(Dataset records)
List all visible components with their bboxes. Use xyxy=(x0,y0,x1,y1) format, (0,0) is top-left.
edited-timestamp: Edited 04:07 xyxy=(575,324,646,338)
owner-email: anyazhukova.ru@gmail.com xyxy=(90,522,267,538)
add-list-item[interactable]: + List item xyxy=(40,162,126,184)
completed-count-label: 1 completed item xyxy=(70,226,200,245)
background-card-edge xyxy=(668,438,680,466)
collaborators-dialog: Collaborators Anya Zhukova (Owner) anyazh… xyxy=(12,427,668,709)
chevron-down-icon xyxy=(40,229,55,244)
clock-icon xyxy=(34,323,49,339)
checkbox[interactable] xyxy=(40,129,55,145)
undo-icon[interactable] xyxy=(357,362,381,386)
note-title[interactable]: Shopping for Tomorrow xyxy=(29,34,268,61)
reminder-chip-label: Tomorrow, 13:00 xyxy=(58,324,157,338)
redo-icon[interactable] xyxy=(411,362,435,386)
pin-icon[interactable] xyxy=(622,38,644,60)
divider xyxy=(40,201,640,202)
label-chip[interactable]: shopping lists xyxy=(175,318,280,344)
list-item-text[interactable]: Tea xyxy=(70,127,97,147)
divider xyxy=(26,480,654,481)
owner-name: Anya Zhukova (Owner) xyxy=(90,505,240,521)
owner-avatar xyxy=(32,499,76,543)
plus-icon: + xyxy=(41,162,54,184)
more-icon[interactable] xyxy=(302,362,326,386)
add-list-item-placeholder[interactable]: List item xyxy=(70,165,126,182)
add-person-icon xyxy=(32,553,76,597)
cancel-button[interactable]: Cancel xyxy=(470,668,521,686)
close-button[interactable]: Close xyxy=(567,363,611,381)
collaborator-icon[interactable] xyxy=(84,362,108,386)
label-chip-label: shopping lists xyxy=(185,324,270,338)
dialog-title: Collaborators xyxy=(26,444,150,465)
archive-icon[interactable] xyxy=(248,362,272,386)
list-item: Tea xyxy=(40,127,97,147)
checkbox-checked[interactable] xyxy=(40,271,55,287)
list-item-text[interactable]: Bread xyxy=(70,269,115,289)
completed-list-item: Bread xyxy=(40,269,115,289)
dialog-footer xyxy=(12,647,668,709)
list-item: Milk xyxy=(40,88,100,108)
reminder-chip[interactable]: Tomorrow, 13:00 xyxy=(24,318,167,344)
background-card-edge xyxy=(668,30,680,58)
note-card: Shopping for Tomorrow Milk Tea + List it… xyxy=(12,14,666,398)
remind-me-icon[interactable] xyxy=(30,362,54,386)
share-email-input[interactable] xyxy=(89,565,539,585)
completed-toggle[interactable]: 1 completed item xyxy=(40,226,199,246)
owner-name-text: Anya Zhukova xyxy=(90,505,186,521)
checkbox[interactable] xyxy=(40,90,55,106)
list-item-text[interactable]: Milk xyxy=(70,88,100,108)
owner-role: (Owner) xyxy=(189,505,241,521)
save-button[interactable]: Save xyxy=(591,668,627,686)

# Exercise details:
Replace "Milk" with "Coffee" throughout the material above, and reproduce the material with nothing else changed.

# Written reply:
List all visible components with their bboxes. Use xyxy=(x0,y0,x1,y1) format, (0,0) is top-left.
edited-timestamp: Edited 04:07 xyxy=(575,324,646,338)
owner-email: anyazhukova.ru@gmail.com xyxy=(90,522,267,538)
add-list-item[interactable]: + List item xyxy=(40,162,126,184)
completed-count-label: 1 completed item xyxy=(70,226,200,245)
background-card-edge xyxy=(668,438,680,466)
collaborators-dialog: Collaborators Anya Zhukova (Owner) anyazh… xyxy=(12,427,668,709)
chevron-down-icon xyxy=(40,229,55,244)
clock-icon xyxy=(34,323,49,339)
checkbox[interactable] xyxy=(40,129,55,145)
undo-icon[interactable] xyxy=(357,362,381,386)
note-title[interactable]: Shopping for Tomorrow xyxy=(29,34,268,61)
reminder-chip-label: Tomorrow, 13:00 xyxy=(58,324,157,338)
redo-icon[interactable] xyxy=(411,362,435,386)
pin-icon[interactable] xyxy=(622,38,644,60)
divider xyxy=(40,201,640,202)
label-chip[interactable]: shopping lists xyxy=(175,318,280,344)
list-item-text[interactable]: Tea xyxy=(70,127,97,147)
divider xyxy=(26,480,654,481)
owner-name: Anya Zhukova (Owner) xyxy=(90,505,240,521)
owner-avatar xyxy=(32,499,76,543)
plus-icon: + xyxy=(41,162,54,184)
more-icon[interactable] xyxy=(302,362,326,386)
add-list-item-placeholder[interactable]: List item xyxy=(70,165,126,182)
add-person-icon xyxy=(32,553,76,597)
cancel-button[interactable]: Cancel xyxy=(470,668,521,686)
close-button[interactable]: Close xyxy=(567,363,611,381)
collaborator-icon[interactable] xyxy=(84,362,108,386)
label-chip-label: shopping lists xyxy=(185,324,270,338)
dialog-title: Collaborators xyxy=(26,444,150,465)
archive-icon[interactable] xyxy=(248,362,272,386)
list-item: Tea xyxy=(40,127,97,147)
checkbox-checked[interactable] xyxy=(40,271,55,287)
list-item-text[interactable]: Bread xyxy=(70,269,115,289)
completed-list-item: Bread xyxy=(40,269,115,289)
dialog-footer xyxy=(12,647,668,709)
list-item: Coffee xyxy=(40,88,100,108)
reminder-chip[interactable]: Tomorrow, 13:00 xyxy=(24,318,167,344)
background-card-edge xyxy=(668,30,680,58)
note-card: Shopping for Tomorrow Coffee Tea + List it… xyxy=(12,14,666,398)
remind-me-icon[interactable] xyxy=(30,362,54,386)
share-email-input[interactable] xyxy=(89,565,539,585)
completed-toggle[interactable]: 1 completed item xyxy=(40,226,199,246)
owner-name-text: Anya Zhukova xyxy=(90,505,186,521)
checkbox[interactable] xyxy=(40,90,55,106)
list-item-text[interactable]: Coffee xyxy=(70,88,100,108)
owner-role: (Owner) xyxy=(189,505,241,521)
save-button[interactable]: Save xyxy=(591,668,627,686)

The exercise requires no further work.